(DATA TO USE begins)

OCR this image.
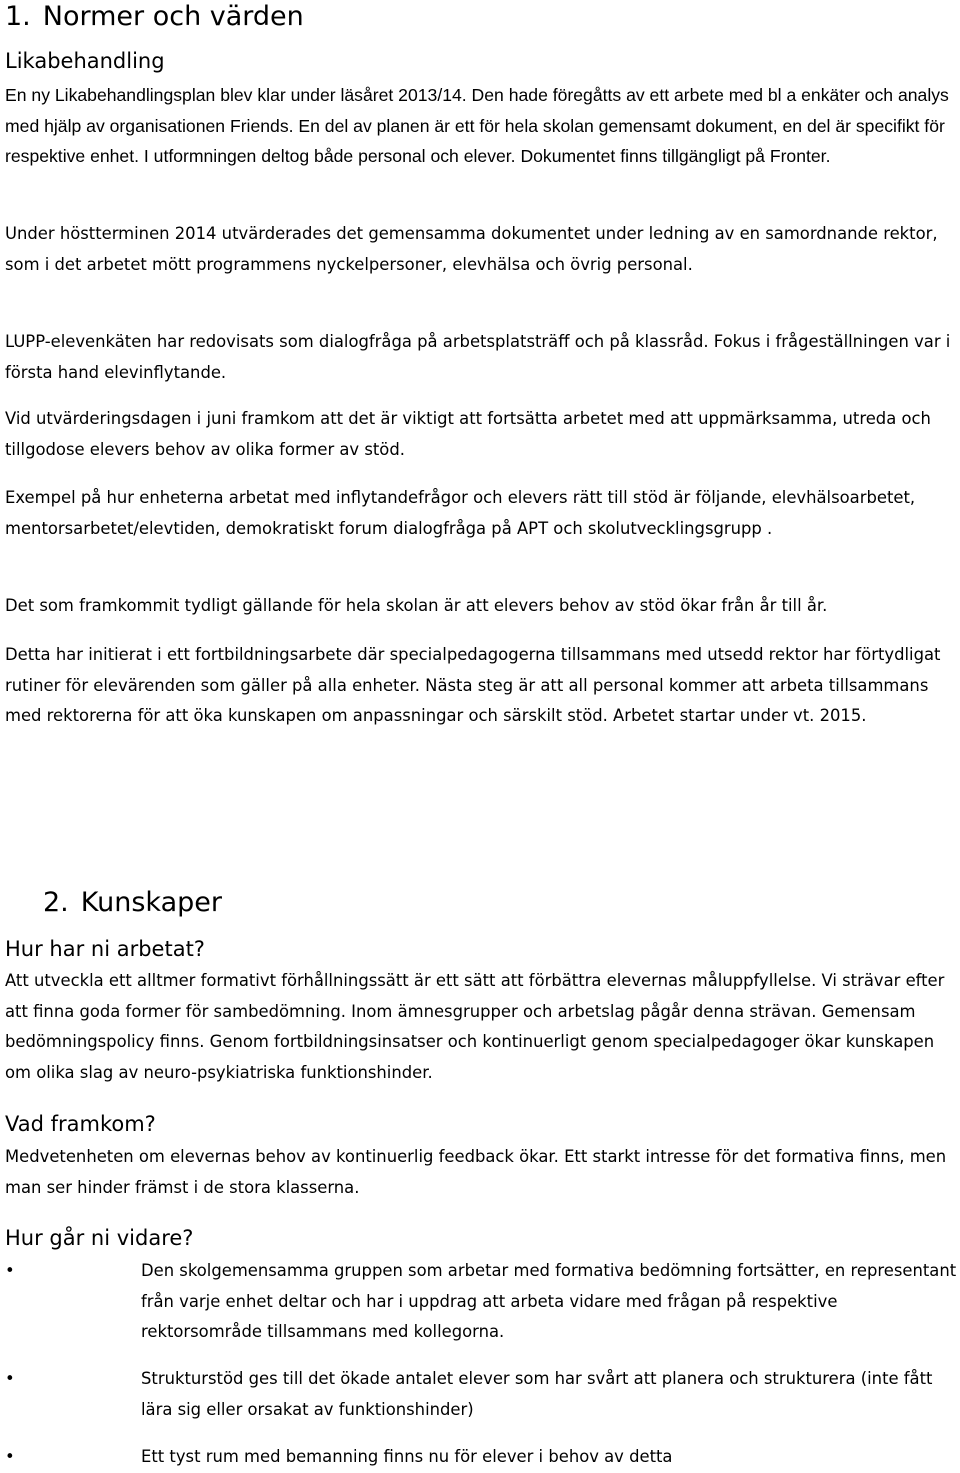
1. Normer och värden
Likabehandling

En ny Likabehandlingsplan blev klar under läsåret 2013/14. Den hade föregåtts av ett arbete med bl a enkäter och analys med hjälp av organisationen Friends. En del av planen är ett för hela skolan gemensamt dokument, en del är specifikt för respektive enhet. I utformningen deltog både personal och elever. Dokumentet finns tillgängligt på Fronter.

Under höstterminen 2014 utvärderades det gemensamma dokumentet under ledning av en samordnande rektor, som i det arbetet mött programmens nyckelpersoner, elevhälsa och övrig personal.

LUPP-elevenkäten har redovisats som dialogfråga på arbetsplatsträff och på klassråd. Fokus i frågeställningen var i första hand elevinflytande.

Vid utvärderingsdagen i juni framkom att det är viktigt att fortsätta arbetet med att uppmärksamma, utreda och tillgodose elevers behov av olika former av stöd.

Exempel på hur enheterna arbetat med inflytandefrågor och elevers rätt till stöd är följande, elevhälsoarbetet, mentorsarbetet/elevtiden, demokratiskt forum dialogfråga på APT och skolutvecklingsgrupp .

Det som framkommit tydligt gällande för hela skolan är att elevers behov av stöd ökar från år till år.

Detta har initierat i ett fortbildningsarbete där specialpedagogerna tillsammans med utsedd rektor har förtydligat rutiner för elevärenden som gäller på alla enheter. Nästa steg är att all personal kommer att arbeta tillsammans med rektorerna för att öka kunskapen om anpassningar och särskilt stöd. Arbetet startar under vt. 2015.

2. Kunskaper
Hur har ni arbetat?

Att utveckla ett alltmer formativt förhållningssätt är ett sätt att förbättra elevernas måluppfyllelse. Vi strävar efter att finna goda former för sambedömning. Inom ämnesgrupper och arbetslag pågår denna strävan. Gemensam bedömningspolicy finns. Genom fortbildningsinsatser och kontinuerligt genom specialpedagoger ökar kunskapen om olika slag av neuro-psykiatriska funktionshinder.

Vad framkom?

Medvetenheten om elevernas behov av kontinuerlig feedback ökar. Ett starkt intresse för det formativa finns, men man ser hinder främst i de stora klasserna.

Hur går ni vidare?
•	Den skolgemensamma gruppen som arbetar med formativa bedömning fortsätter, en representant från varje enhet deltar och har i uppdrag att arbeta vidare med frågan på respektive rektorsområde tillsammans med kollegorna.

•	Strukturstöd ges till det ökade antalet elever som har svårt att planera och strukturera (inte fått lära sig eller orsakat av funktionshinder)

•	Ett tyst rum med bemanning finns nu för elever i behov av detta
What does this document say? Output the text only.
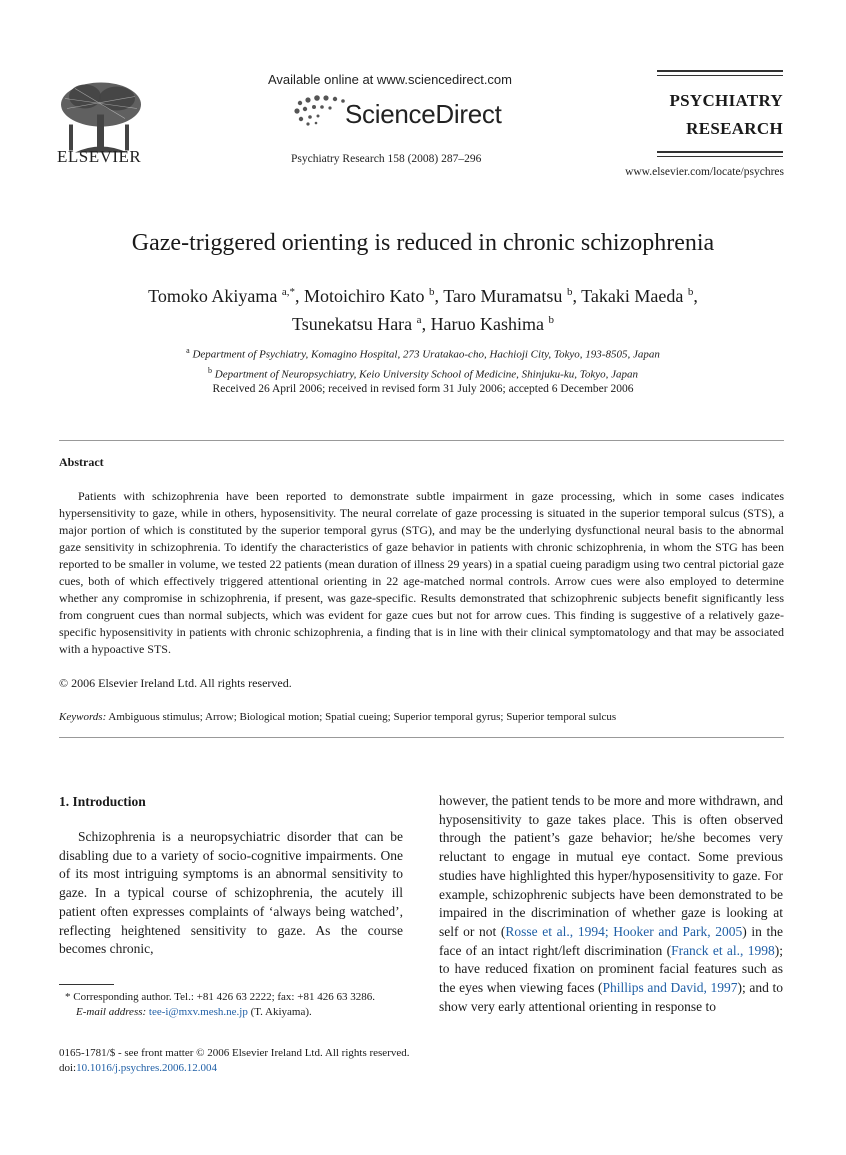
ELSEVIER
Available online at www.sciencedirect.com
ScienceDirect
Psychiatry Research 158 (2008) 287–296
PSYCHIATRY
RESEARCH
www.elsevier.com/locate/psychres
Gaze-triggered orienting is reduced in chronic schizophrenia
Tomoko Akiyama $^{a,*}$, Motoichiro Kato $^b$, Taro Muramatsu $^b$, Takaki Maeda $^b$,
Tsunekatsu Hara $^a$, Haruo Kashima $^b$
$^a$ Department of Psychiatry, Komagino Hospital, 273 Uratakao-cho, Hachioji City, Tokyo, 193-8505, Japan
$^b$ Department of Neuropsychiatry, Keio University School of Medicine, Shinjuku-ku, Tokyo, Japan
Received 26 April 2006; received in revised form 31 July 2006; accepted 6 December 2006
Abstract
Patients with schizophrenia have been reported to demonstrate subtle impairment in gaze processing, which in some cases indicates hypersensitivity to gaze, while in others, hyposensitivity. The neural correlate of gaze processing is situated in the superior temporal sulcus (STS), a major portion of which is constituted by the superior temporal gyrus (STG), and may be the underlying dysfunctional neural basis to the abnormal gaze sensitivity in schizophrenia. To identify the characteristics of gaze behavior in patients with chronic schizophrenia, in whom the STG has been reported to be smaller in volume, we tested 22 patients (mean duration of illness 29 years) in a spatial cueing paradigm using two central pictorial gaze cues, both of which effectively triggered attentional orienting in 22 age-matched normal controls. Arrow cues were also employed to determine whether any compromise in schizophrenia, if present, was gaze-specific. Results demonstrated that schizophrenic subjects benefit significantly less from congruent cues than normal subjects, which was evident for gaze cues but not for arrow cues. This finding is suggestive of a relatively gaze-specific hyposensitivity in patients with chronic schizophrenia, a finding that is in line with their clinical symptomatology and that may be associated with a hypoactive STS.
© 2006 Elsevier Ireland Ltd. All rights reserved.
Keywords: Ambiguous stimulus; Arrow; Biological motion; Spatial cueing; Superior temporal gyrus; Superior temporal sulcus
1. Introduction

Schizophrenia is a neuropsychiatric disorder that can be disabling due to a variety of socio-cognitive impairments. One of its most intriguing symptoms is an abnormal sensitivity to gaze. In a typical course of schizophrenia, the acutely ill patient often expresses complaints of ‘always being watched’, reflecting heightened sensitivity to gaze. As the course becomes chronic,

however, the patient tends to be more and more withdrawn, and hyposensitivity to gaze takes place. This is often observed through the patient’s gaze behavior; he/she becomes very reluctant to engage in mutual eye contact. Some previous studies have highlighted this hyper/hyposensitivity to gaze. For example, schizophrenic subjects have been demonstrated to be impaired in the discrimination of whether gaze is looking at self or not (Rosse et al., 1994; Hooker and Park, 2005) in the face of an intact right/left discrimination (Franck et al., 1998); to have reduced fixation on prominent facial features such as the eyes when viewing faces (Phillips and David, 1997); and to show very early attentional orienting in response to

* Corresponding author. Tel.: +81 426 63 2222; fax: +81 426 63 3286.

E-mail address: tee-i@mxv.mesh.ne.jp (T. Akiyama).

0165-1781/$ - see front matter © 2006 Elsevier Ireland Ltd. All rights reserved.
doi:10.1016/j.psychres.2006.12.004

(DATA TO USE ends)

If a line of the listing above contains "vidare", pick it out and copy it.

Hur går ni vidare?
•	Den skolgemensamma gruppen som arbetar med formativa bedömning fortsätter, en representant från varje enhet deltar och har i uppdrag att arbeta vidare med frågan på respektive rektorsområde tillsammans med kollegorna.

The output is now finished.